## Goal
For each line that holds "object", copy the line out.

(Stored data)
------

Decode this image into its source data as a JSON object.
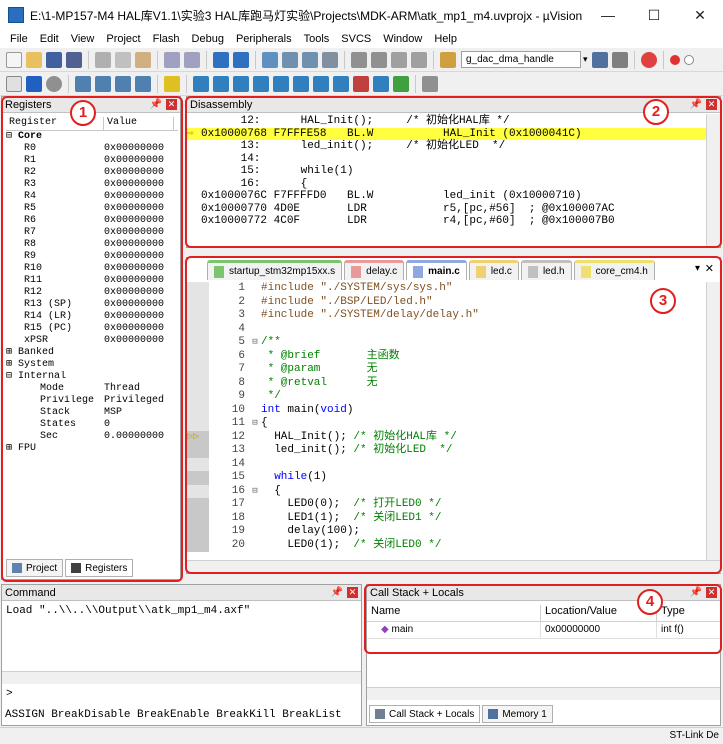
{
  "window": {
    "title": "E:\\1-MP157-M4 HAL库V1.1\\实验3 HAL库跑马灯实验\\Projects\\MDK-ARM\\atk_mp1_m4.uvprojx - µVision",
    "min": "—",
    "max": "☐",
    "close": "✕"
  },
  "menu": [
    "File",
    "Edit",
    "View",
    "Project",
    "Flash",
    "Debug",
    "Peripherals",
    "Tools",
    "SVCS",
    "Window",
    "Help"
  ],
  "toolbar": {
    "target_text": "g_dac_dma_handle"
  },
  "registers": {
    "title": "Registers",
    "col_register": "Register",
    "col_value": "Value",
    "core_label": "Core",
    "core": [
      {
        "name": "R0",
        "value": "0x00000000"
      },
      {
        "name": "R1",
        "value": "0x00000000"
      },
      {
        "name": "R2",
        "value": "0x00000000"
      },
      {
        "name": "R3",
        "value": "0x00000000"
      },
      {
        "name": "R4",
        "value": "0x00000000"
      },
      {
        "name": "R5",
        "value": "0x00000000"
      },
      {
        "name": "R6",
        "value": "0x00000000"
      },
      {
        "name": "R7",
        "value": "0x00000000"
      },
      {
        "name": "R8",
        "value": "0x00000000"
      },
      {
        "name": "R9",
        "value": "0x00000000"
      },
      {
        "name": "R10",
        "value": "0x00000000"
      },
      {
        "name": "R11",
        "value": "0x00000000"
      },
      {
        "name": "R12",
        "value": "0x00000000"
      },
      {
        "name": "R13 (SP)",
        "value": "0x00000000"
      },
      {
        "name": "R14 (LR)",
        "value": "0x00000000"
      },
      {
        "name": "R15 (PC)",
        "value": "0x00000000"
      },
      {
        "name": "xPSR",
        "value": "0x00000000"
      }
    ],
    "banked": "Banked",
    "system": "System",
    "internal": "Internal",
    "internal_rows": [
      {
        "name": "Mode",
        "value": "Thread"
      },
      {
        "name": "Privilege",
        "value": "Privileged"
      },
      {
        "name": "Stack",
        "value": "MSP"
      },
      {
        "name": "States",
        "value": "0"
      },
      {
        "name": "Sec",
        "value": "0.00000000"
      }
    ],
    "fpu": "FPU",
    "tab_project": "Project",
    "tab_registers": "Registers"
  },
  "disassembly": {
    "title": "Disassembly",
    "lines": [
      {
        "addr": "      12:",
        "op": "",
        "text": "      HAL_Init();     /* 初始化HAL库 */",
        "hl": false
      },
      {
        "addr": "0x10000768 F7FFFE58",
        "op": "BL.W",
        "text": "HAL_Init (0x1000041C)",
        "hl": true
      },
      {
        "addr": "      13:",
        "op": "",
        "text": "      led_init();     /* 初始化LED  */",
        "hl": false
      },
      {
        "addr": "      14:",
        "op": "",
        "text": "",
        "hl": false
      },
      {
        "addr": "      15:",
        "op": "",
        "text": "      while(1)",
        "hl": false
      },
      {
        "addr": "      16:",
        "op": "",
        "text": "      {",
        "hl": false
      },
      {
        "addr": "0x1000076C F7FFFFD0",
        "op": "BL.W",
        "text": "led_init (0x10000710)",
        "hl": false
      },
      {
        "addr": "0x10000770 4D0E",
        "op": "LDR",
        "text": "r5,[pc,#56]  ; @0x100007AC",
        "hl": false
      },
      {
        "addr": "0x10000772 4C0F",
        "op": "LDR",
        "text": "r4,[pc,#60]  ; @0x100007B0",
        "hl": false
      }
    ]
  },
  "editor": {
    "tabs": [
      {
        "label": "startup_stm32mp15xx.s",
        "color": "#7cc56e"
      },
      {
        "label": "delay.c",
        "color": "#e89a9a"
      },
      {
        "label": "main.c",
        "color": "#8fa8e0"
      },
      {
        "label": "led.c",
        "color": "#f0d070"
      },
      {
        "label": "led.h",
        "color": "#c0c0c0"
      },
      {
        "label": "core_cm4.h",
        "color": "#f0e070"
      }
    ],
    "lines": [
      {
        "n": "1",
        "t": "#include \"./SYSTEM/sys/sys.h\""
      },
      {
        "n": "2",
        "t": "#include \"./BSP/LED/led.h\""
      },
      {
        "n": "3",
        "t": "#include \"./SYSTEM/delay/delay.h\""
      },
      {
        "n": "4",
        "t": ""
      },
      {
        "n": "5",
        "t": "/**"
      },
      {
        "n": "6",
        "t": " * @brief       主函数"
      },
      {
        "n": "7",
        "t": " * @param       无"
      },
      {
        "n": "8",
        "t": " * @retval      无"
      },
      {
        "n": "9",
        "t": " */"
      },
      {
        "n": "10",
        "t": "int main(void)"
      },
      {
        "n": "11",
        "t": "{"
      },
      {
        "n": "12",
        "t": "  HAL_Init(); /* 初始化HAL库 */"
      },
      {
        "n": "13",
        "t": "  led_init(); /* 初始化LED  */"
      },
      {
        "n": "14",
        "t": ""
      },
      {
        "n": "15",
        "t": "  while(1)"
      },
      {
        "n": "16",
        "t": "  {"
      },
      {
        "n": "17",
        "t": "    LED0(0);  /* 打开LED0 */"
      },
      {
        "n": "18",
        "t": "    LED1(1);  /* 关闭LED1 */"
      },
      {
        "n": "19",
        "t": "    delay(100);"
      },
      {
        "n": "20",
        "t": "    LED0(1);  /* 关闭LED0 */"
      }
    ]
  },
  "command": {
    "title": "Command",
    "output": "Load \"..\\\\..\\\\Output\\\\atk_mp1_m4.axf\"",
    "prompt": ">",
    "hint": "ASSIGN BreakDisable BreakEnable BreakKill BreakList"
  },
  "callstack": {
    "title": "Call Stack + Locals",
    "col_name": "Name",
    "col_loc": "Location/Value",
    "col_type": "Type",
    "row": {
      "name": "main",
      "loc": "0x00000000",
      "type": "int f()"
    },
    "tab_callstack": "Call Stack + Locals",
    "tab_memory": "Memory 1"
  },
  "status": {
    "text": "ST-Link De"
  },
  "markers": [
    "1",
    "2",
    "3",
    "4"
  ]
}
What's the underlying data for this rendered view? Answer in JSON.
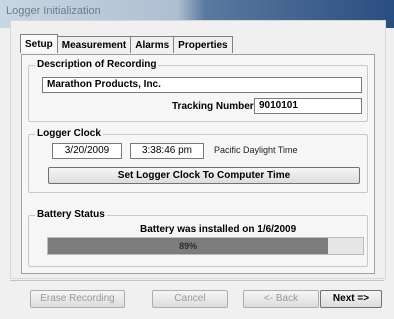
{
  "window": {
    "title": "Logger Initialization"
  },
  "tabs": [
    {
      "label": "Setup"
    },
    {
      "label": "Measurement"
    },
    {
      "label": "Alarms"
    },
    {
      "label": "Properties"
    }
  ],
  "description": {
    "group_label": "Description of Recording",
    "value": "Marathon Products, Inc.",
    "tracking_label": "Tracking Number:",
    "tracking_value": "9010101"
  },
  "clock": {
    "group_label": "Logger Clock",
    "date": "3/20/2009",
    "time": "3:38:46 pm",
    "timezone": "Pacific Daylight Time",
    "set_button": "Set Logger Clock To Computer Time"
  },
  "battery": {
    "group_label": "Battery Status",
    "installed_text": "Battery was installed on 1/6/2009",
    "level_text": "89%",
    "level_fraction": 0.89
  },
  "buttons": {
    "erase": "Erase Recording",
    "cancel": "Cancel",
    "back": "<- Back",
    "next": "Next =>"
  }
}
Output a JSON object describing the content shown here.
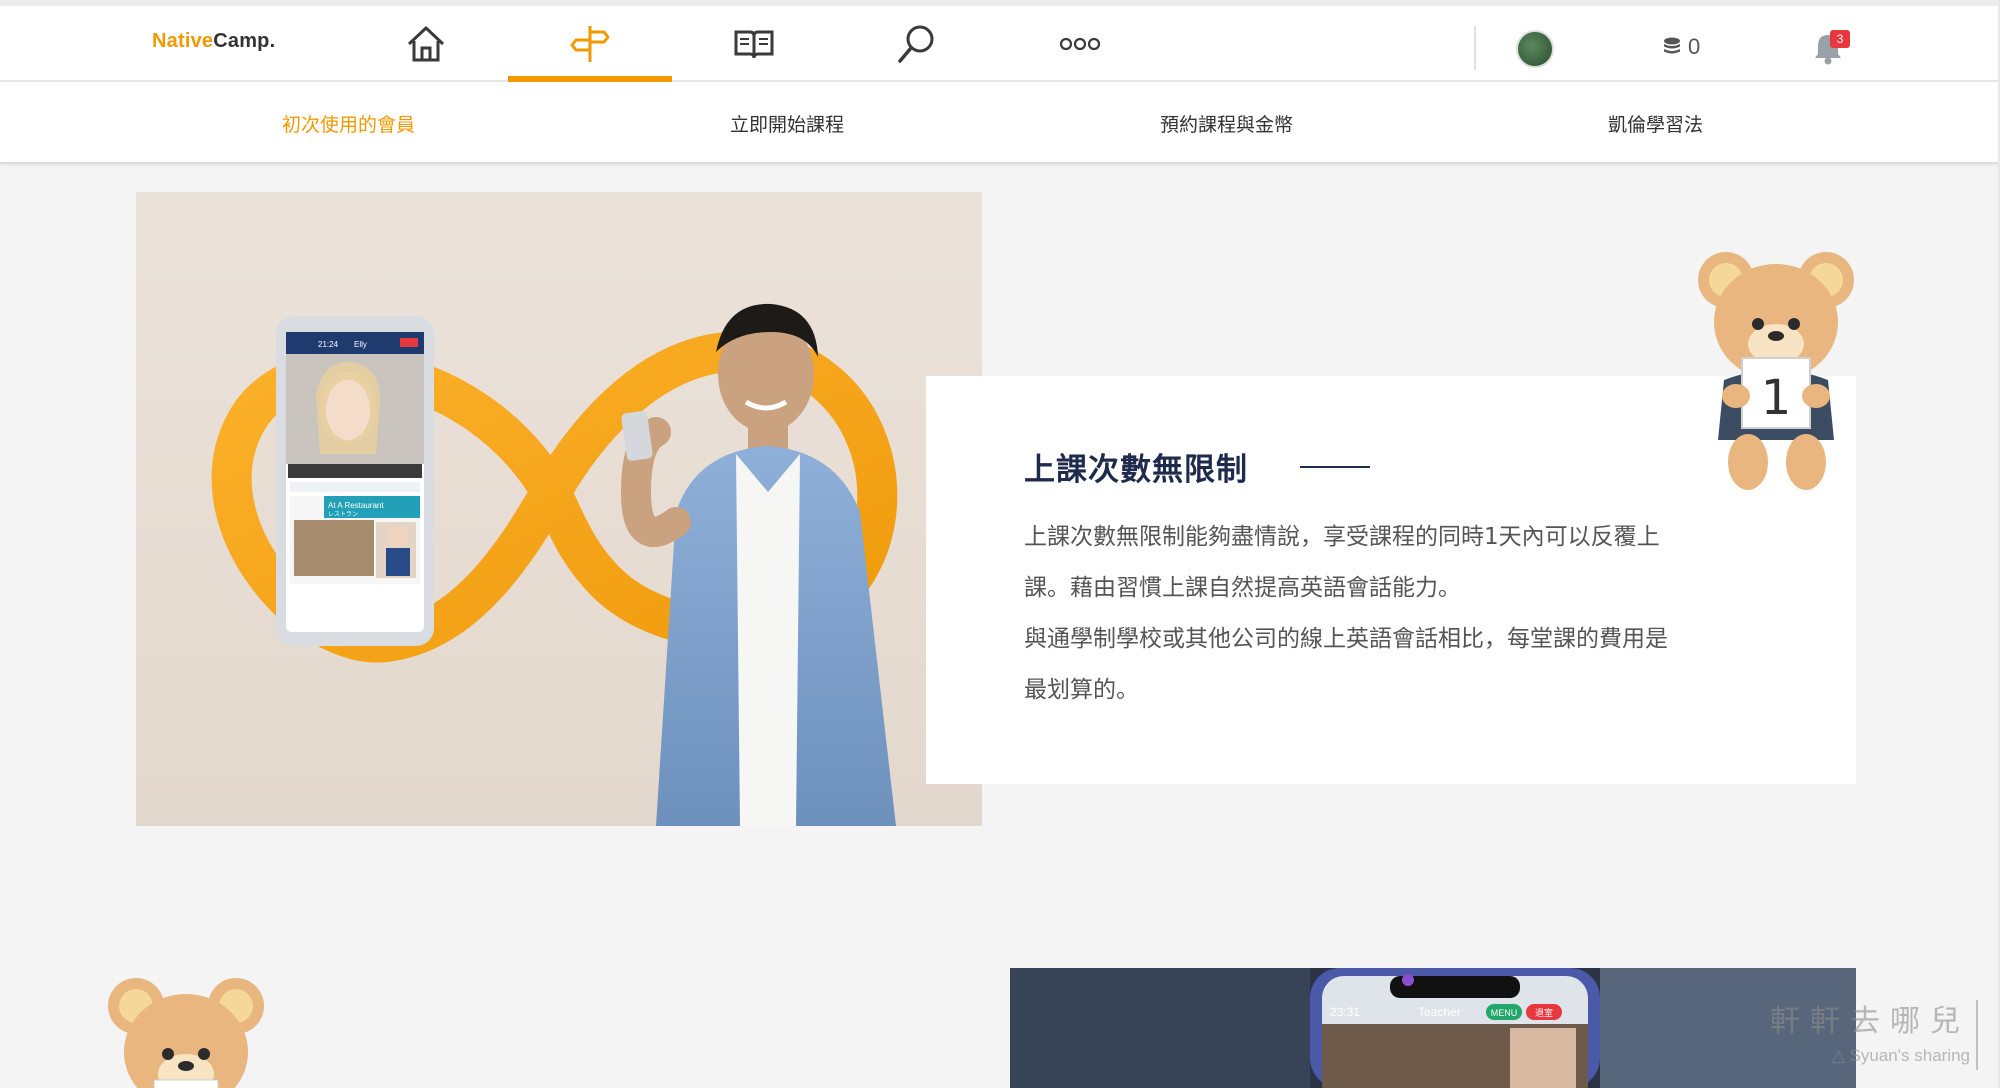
{
  "header": {
    "logo_part1": "Native",
    "logo_part2": "Camp.",
    "nav_icons": [
      "home-icon",
      "signpost-icon",
      "book-icon",
      "search-icon",
      "more-icon"
    ],
    "active_nav": "signpost-icon",
    "coin_count": "0",
    "notification_count": "3",
    "accent_color": "#f39800"
  },
  "subnav": {
    "items": [
      {
        "label": "初次使用的會員",
        "active": true
      },
      {
        "label": "立即開始課程",
        "active": false
      },
      {
        "label": "預約課程與金幣",
        "active": false
      },
      {
        "label": "凱倫學習法",
        "active": false
      }
    ]
  },
  "hero": {
    "phone_screen_name": "Elly",
    "phone_lesson_title": "At A Restaurant",
    "phone_lesson_sub": "レストラン",
    "phone_time": "21:24"
  },
  "card": {
    "title": "上課次數無限制",
    "body_lines": [
      "上課次數無限制能夠盡情說，享受課程的同時1天內可以反覆上",
      "課。藉由習慣上課自然提高英語會話能力。",
      "與通學制學校或其他公司的線上英語會話相比，每堂課的費用是",
      "最划算的。"
    ],
    "bear_sign_number": "1"
  },
  "bottom_section": {
    "phone_time": "23:31",
    "phone_label": "Teacher",
    "menu_label": "MENU",
    "exit_label": "退室"
  },
  "watermark": {
    "chinese": "軒軒去哪兒",
    "english": "Syuan's sharing"
  }
}
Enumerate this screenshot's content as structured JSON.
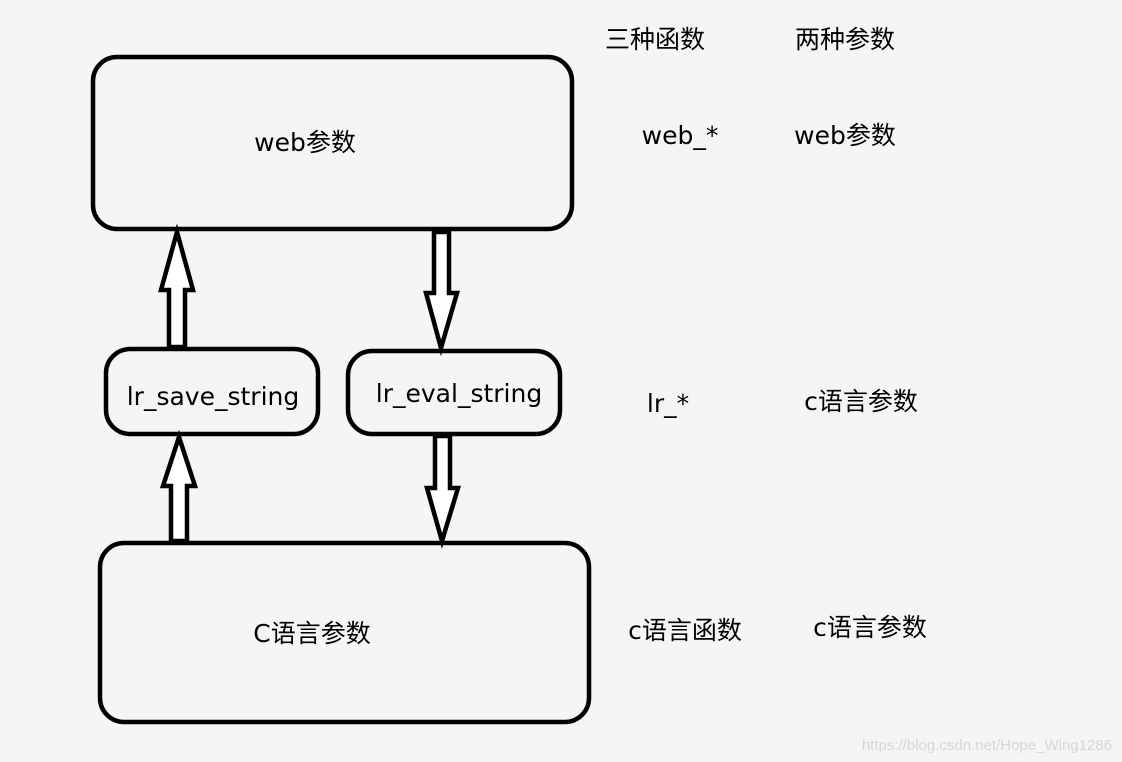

------

## Answer in full
Decode this image into its source data as a JSON object.
Output a JSON object describing the content shown here.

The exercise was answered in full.